Written task:
Determine the number of lines where "icon" occurs and reply with that number by itself.

[Data entries]
--- start ---
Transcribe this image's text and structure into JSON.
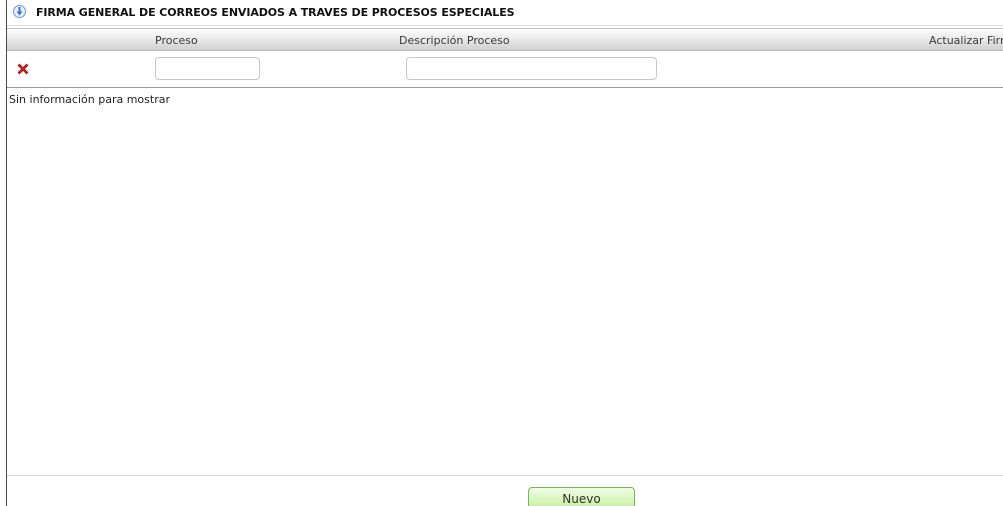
{
  "title": {
    "icon": "info-download-icon",
    "text": "FIRMA GENERAL DE CORREOS ENVIADOS A TRAVES DE PROCESOS ESPECIALES"
  },
  "grid": {
    "columns": [
      {
        "label": "Proceso"
      },
      {
        "label": "Descripción Proceso"
      },
      {
        "label": "Actualizar Firm"
      }
    ],
    "filters": {
      "clear_icon": "red-x-icon",
      "proceso_value": "",
      "descripcion_value": ""
    },
    "empty_message": "Sin información para mostrar"
  },
  "footer": {
    "new_button_label": "Nuevo"
  },
  "colors": {
    "accent_blue": "#3a6fd0",
    "clear_red": "#c8201c",
    "button_green": "#c2ec9c"
  }
}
--- end ---
Response:
2